Do this: How many lines hold the string "avoir"? Give only the number.

Available data:
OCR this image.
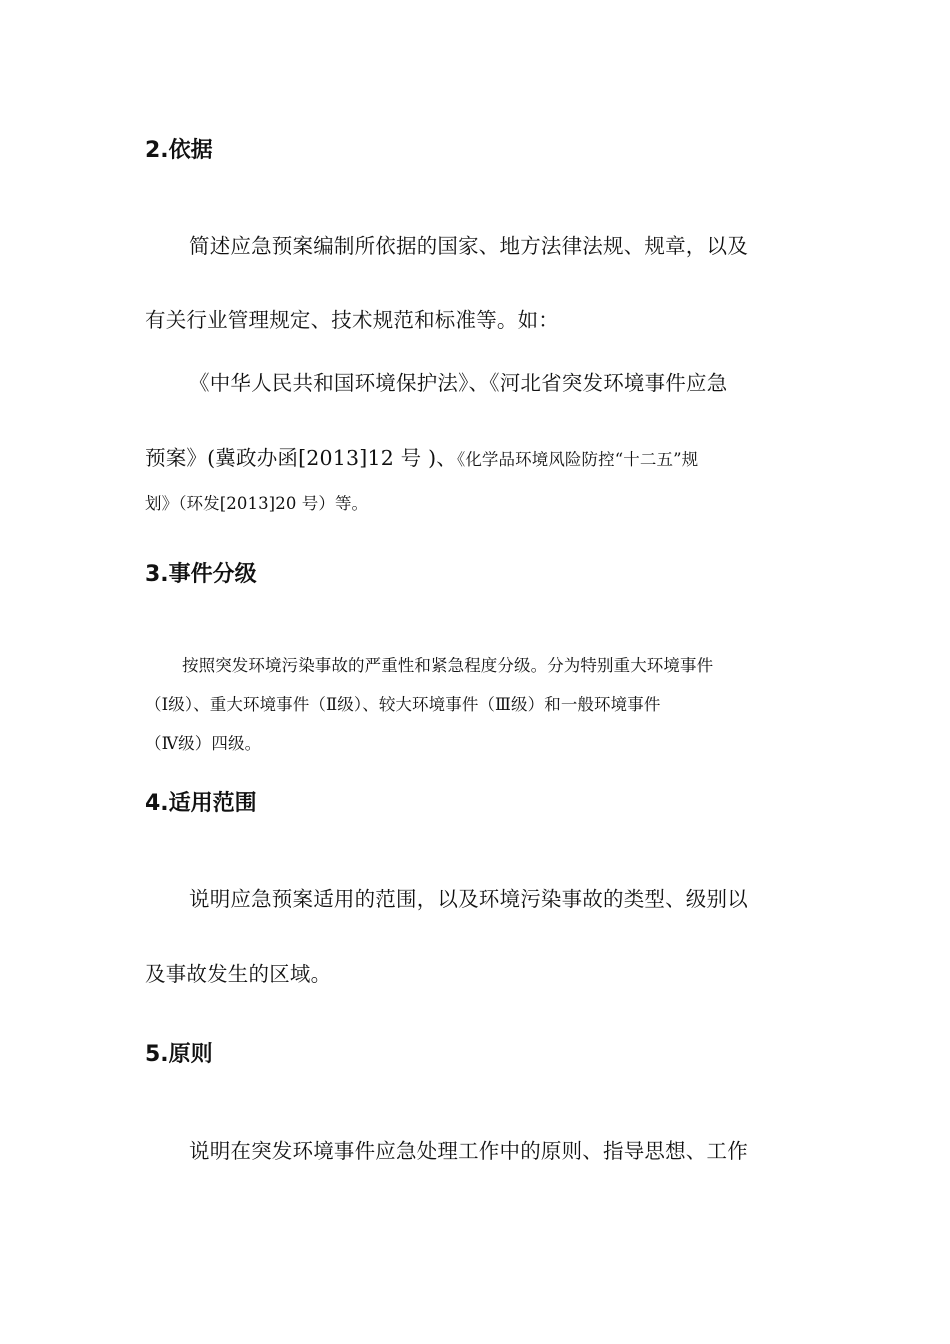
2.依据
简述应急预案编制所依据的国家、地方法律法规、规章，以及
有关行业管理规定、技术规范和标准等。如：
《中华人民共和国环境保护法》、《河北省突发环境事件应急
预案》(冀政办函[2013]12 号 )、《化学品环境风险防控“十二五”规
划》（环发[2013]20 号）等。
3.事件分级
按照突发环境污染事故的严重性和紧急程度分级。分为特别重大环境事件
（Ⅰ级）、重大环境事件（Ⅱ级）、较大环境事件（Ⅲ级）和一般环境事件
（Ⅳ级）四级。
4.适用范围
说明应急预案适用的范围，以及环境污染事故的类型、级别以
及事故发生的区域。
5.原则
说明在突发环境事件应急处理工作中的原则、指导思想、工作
...
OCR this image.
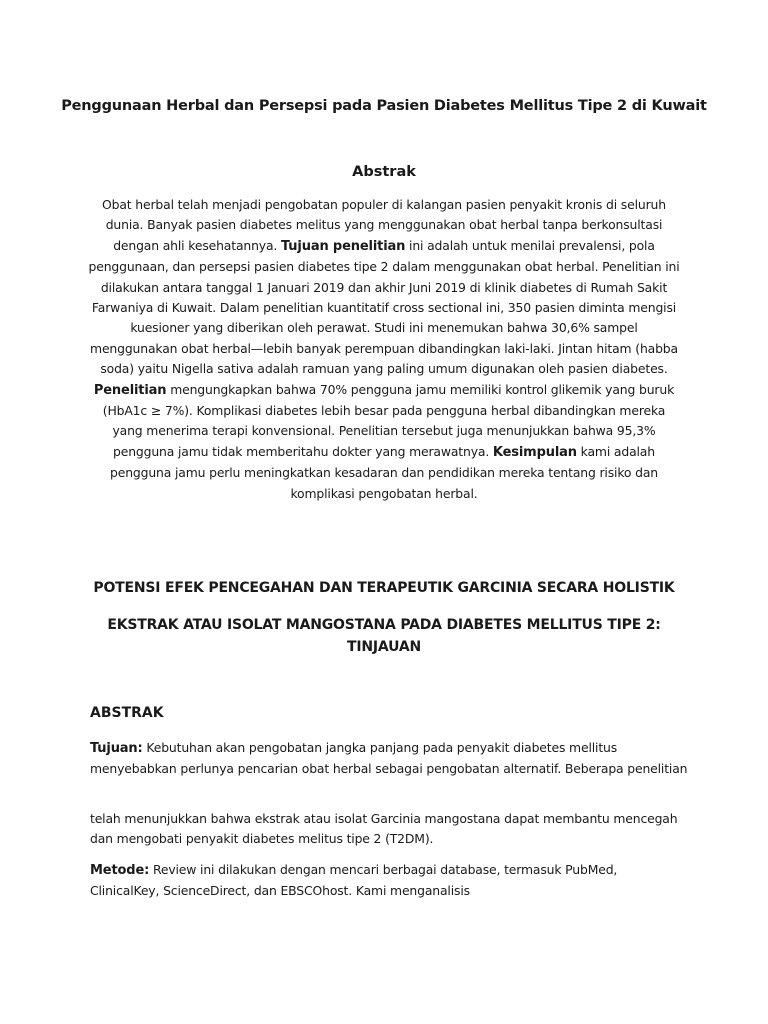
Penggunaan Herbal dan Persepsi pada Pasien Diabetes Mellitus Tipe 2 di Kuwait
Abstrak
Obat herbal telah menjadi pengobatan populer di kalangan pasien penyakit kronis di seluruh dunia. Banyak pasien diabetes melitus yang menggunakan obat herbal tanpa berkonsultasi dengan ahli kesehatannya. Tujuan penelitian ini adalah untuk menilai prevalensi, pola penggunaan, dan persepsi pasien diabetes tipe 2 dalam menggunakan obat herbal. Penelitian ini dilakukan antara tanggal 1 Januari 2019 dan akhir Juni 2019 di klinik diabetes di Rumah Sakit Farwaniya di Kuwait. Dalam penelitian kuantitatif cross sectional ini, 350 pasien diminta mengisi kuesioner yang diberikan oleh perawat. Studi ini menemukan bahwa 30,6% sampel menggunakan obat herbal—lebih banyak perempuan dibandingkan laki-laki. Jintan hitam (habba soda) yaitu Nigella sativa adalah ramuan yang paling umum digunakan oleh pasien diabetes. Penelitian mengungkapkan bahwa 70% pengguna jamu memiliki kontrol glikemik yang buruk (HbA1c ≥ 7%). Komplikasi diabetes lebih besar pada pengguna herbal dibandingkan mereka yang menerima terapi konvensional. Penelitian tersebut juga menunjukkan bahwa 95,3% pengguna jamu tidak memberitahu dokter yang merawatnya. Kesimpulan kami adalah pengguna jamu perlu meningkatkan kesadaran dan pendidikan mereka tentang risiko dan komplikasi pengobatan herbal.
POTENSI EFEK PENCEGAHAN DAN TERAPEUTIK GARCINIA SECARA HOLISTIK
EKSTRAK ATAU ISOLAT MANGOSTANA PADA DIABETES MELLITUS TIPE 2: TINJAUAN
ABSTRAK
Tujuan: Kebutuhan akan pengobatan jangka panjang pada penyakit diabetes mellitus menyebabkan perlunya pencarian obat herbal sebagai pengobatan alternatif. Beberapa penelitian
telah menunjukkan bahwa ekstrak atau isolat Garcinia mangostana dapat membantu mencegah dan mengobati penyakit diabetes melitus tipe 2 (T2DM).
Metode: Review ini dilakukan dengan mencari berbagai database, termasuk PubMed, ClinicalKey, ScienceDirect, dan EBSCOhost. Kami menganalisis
* * *
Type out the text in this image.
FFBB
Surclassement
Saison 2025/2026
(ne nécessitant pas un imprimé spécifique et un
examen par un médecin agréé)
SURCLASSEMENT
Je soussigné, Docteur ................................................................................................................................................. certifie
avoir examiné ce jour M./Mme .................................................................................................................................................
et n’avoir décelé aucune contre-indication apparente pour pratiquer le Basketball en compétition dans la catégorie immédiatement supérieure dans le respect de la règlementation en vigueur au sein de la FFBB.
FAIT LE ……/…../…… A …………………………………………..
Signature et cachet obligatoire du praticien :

Solution: 2